**Problem**
Isolate every line in the data with the string "heading" and copy it.

** start Data to process **

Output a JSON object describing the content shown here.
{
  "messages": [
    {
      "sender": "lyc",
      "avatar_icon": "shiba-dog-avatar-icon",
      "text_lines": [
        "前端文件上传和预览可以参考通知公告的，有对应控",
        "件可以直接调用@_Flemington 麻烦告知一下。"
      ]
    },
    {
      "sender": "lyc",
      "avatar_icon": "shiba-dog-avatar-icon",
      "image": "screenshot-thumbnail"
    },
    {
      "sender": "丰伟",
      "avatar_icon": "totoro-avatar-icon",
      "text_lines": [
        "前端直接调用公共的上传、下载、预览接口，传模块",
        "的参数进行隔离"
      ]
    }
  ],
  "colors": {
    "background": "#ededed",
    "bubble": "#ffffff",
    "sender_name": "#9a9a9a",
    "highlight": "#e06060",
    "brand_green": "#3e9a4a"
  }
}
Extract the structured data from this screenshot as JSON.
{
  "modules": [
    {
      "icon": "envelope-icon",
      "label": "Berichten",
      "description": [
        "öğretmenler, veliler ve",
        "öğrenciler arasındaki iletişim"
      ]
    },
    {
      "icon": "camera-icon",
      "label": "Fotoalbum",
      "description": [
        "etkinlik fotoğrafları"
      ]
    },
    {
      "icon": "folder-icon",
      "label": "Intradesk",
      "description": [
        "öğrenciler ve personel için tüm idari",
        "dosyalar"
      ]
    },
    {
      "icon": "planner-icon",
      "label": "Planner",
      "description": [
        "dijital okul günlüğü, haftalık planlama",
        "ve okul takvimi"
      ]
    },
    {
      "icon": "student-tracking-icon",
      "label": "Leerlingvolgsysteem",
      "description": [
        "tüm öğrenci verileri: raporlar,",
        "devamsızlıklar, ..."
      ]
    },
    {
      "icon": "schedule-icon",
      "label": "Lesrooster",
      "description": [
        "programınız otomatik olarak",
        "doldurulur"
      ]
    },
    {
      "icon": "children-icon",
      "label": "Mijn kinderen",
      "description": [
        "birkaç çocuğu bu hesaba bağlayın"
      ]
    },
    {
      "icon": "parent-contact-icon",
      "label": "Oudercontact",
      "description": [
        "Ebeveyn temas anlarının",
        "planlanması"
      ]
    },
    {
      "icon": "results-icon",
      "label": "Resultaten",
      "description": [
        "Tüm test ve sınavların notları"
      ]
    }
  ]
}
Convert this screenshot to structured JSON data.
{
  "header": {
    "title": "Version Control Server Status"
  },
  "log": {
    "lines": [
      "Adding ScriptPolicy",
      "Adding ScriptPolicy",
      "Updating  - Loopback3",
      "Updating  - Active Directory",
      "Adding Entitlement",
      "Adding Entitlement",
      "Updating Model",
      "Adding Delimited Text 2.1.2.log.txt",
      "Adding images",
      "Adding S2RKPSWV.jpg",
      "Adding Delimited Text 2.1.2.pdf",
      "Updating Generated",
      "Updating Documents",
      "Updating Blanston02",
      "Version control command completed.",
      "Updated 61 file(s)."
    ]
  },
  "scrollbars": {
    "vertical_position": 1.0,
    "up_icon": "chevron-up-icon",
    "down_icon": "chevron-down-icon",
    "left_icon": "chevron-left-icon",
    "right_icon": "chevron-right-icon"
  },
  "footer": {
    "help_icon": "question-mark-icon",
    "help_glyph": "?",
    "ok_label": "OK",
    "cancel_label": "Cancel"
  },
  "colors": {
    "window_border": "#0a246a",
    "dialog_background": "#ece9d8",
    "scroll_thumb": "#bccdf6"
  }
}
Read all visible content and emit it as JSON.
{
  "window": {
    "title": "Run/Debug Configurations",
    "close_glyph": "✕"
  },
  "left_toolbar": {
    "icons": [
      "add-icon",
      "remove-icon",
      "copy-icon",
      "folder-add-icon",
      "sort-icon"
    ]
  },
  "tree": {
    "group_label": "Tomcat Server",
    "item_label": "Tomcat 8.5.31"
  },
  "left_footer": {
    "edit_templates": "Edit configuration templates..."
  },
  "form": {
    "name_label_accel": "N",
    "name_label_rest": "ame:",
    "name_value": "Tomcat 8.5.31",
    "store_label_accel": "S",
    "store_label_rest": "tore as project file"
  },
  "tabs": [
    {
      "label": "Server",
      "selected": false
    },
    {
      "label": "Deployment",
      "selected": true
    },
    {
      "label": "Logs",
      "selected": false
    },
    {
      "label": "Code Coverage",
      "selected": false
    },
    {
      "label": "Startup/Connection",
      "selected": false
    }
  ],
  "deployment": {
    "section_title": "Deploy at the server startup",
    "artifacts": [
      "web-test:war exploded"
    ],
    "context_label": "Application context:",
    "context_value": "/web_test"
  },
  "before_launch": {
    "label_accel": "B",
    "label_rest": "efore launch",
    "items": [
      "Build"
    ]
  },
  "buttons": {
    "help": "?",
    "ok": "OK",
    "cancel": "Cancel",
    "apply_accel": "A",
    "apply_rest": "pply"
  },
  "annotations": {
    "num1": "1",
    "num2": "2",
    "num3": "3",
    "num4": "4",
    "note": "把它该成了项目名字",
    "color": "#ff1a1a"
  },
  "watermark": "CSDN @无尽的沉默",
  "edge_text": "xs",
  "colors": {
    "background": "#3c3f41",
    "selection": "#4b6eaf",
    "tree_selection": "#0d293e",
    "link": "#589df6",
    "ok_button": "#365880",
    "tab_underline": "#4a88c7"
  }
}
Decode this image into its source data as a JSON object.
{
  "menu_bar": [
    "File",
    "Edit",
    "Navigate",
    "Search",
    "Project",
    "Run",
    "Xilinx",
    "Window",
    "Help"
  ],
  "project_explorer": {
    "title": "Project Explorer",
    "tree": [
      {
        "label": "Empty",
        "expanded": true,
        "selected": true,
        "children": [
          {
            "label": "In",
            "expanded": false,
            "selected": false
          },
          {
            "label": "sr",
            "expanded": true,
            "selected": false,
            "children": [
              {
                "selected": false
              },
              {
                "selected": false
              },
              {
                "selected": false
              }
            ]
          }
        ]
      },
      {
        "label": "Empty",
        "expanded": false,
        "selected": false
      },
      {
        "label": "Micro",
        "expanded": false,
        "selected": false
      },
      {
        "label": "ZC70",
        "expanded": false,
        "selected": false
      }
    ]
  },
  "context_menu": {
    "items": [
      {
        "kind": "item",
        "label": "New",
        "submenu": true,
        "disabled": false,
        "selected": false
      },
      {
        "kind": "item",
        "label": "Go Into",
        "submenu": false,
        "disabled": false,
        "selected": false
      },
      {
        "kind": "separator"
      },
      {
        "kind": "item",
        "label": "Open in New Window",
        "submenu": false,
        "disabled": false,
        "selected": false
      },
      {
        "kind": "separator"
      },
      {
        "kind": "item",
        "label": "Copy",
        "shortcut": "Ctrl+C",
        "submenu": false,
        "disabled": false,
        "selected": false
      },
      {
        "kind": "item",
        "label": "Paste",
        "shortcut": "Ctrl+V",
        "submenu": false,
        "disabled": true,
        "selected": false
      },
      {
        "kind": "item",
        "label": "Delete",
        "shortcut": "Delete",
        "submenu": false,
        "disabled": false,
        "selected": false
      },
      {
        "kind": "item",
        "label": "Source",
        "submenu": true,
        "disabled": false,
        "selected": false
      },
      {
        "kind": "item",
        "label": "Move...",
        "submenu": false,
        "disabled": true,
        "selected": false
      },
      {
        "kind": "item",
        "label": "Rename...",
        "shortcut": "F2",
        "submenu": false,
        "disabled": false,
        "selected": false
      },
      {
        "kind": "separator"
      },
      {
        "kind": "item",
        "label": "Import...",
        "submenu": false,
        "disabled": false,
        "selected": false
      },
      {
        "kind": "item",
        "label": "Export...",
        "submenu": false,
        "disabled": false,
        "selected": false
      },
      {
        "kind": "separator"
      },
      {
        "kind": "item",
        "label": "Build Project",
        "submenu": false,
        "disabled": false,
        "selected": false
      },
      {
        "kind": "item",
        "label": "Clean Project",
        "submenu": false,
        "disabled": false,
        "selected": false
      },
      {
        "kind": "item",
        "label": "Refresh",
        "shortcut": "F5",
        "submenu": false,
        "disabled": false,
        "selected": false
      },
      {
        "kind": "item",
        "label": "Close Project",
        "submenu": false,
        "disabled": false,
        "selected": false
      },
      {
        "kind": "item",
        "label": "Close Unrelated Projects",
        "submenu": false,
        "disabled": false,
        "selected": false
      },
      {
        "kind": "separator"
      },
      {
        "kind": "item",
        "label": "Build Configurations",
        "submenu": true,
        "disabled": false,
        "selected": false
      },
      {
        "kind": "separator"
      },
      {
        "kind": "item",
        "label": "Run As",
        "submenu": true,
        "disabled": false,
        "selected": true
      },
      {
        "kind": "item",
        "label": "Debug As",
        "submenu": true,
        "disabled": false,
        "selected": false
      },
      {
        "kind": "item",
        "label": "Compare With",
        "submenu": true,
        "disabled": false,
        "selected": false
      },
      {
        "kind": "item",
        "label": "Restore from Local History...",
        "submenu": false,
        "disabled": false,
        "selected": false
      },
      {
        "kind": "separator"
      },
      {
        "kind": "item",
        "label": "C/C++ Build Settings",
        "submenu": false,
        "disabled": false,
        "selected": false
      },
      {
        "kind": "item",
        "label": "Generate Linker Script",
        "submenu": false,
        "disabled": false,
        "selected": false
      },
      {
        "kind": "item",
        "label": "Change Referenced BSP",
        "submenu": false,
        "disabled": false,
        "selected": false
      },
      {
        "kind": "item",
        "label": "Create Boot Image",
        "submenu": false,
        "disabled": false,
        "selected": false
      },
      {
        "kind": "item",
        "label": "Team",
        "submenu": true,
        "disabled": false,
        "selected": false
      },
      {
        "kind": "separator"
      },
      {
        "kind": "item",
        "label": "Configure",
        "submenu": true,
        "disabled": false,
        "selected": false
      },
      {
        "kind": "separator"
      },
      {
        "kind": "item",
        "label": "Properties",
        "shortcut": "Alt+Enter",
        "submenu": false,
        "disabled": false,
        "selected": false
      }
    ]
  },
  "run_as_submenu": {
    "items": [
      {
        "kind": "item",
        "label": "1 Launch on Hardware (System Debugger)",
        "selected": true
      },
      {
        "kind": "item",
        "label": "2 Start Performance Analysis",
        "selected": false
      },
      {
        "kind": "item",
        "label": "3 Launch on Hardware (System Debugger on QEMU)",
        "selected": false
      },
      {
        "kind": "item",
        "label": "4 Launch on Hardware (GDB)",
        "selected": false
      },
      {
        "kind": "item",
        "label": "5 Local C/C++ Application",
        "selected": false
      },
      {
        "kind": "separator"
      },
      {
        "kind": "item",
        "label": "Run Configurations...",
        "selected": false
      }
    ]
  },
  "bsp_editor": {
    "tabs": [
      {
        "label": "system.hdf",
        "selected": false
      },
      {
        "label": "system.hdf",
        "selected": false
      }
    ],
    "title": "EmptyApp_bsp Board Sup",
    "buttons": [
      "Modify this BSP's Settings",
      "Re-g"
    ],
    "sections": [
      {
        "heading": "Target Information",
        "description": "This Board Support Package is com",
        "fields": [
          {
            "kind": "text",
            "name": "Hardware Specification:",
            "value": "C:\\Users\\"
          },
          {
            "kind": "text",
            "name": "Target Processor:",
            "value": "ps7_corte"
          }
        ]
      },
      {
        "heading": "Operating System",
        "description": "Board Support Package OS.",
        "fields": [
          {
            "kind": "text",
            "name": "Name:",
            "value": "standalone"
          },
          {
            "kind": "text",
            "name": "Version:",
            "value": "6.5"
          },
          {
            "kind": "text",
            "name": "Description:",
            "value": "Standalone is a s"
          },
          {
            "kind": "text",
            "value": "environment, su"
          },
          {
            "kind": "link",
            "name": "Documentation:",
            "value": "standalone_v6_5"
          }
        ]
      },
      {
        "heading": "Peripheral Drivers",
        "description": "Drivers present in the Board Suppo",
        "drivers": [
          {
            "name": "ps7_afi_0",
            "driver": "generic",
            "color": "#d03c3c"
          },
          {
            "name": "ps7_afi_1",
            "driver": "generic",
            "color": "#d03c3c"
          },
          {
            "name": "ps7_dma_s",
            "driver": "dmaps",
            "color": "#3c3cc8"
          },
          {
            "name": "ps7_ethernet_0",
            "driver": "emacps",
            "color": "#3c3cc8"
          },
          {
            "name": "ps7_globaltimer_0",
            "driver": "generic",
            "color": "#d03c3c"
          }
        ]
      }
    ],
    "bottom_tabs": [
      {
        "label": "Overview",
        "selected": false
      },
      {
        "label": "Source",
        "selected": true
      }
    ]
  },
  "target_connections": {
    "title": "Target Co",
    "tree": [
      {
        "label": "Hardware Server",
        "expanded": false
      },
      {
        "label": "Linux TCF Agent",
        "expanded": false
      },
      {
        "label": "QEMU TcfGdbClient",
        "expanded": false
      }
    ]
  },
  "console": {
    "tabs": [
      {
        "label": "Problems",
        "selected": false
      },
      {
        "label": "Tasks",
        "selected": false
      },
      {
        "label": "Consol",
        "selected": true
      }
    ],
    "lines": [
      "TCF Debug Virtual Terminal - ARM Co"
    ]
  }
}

** end Data to process **

**Final result**
        "heading": "Target Information",
        "heading": "Operating System",
        "heading": "Peripheral Drivers",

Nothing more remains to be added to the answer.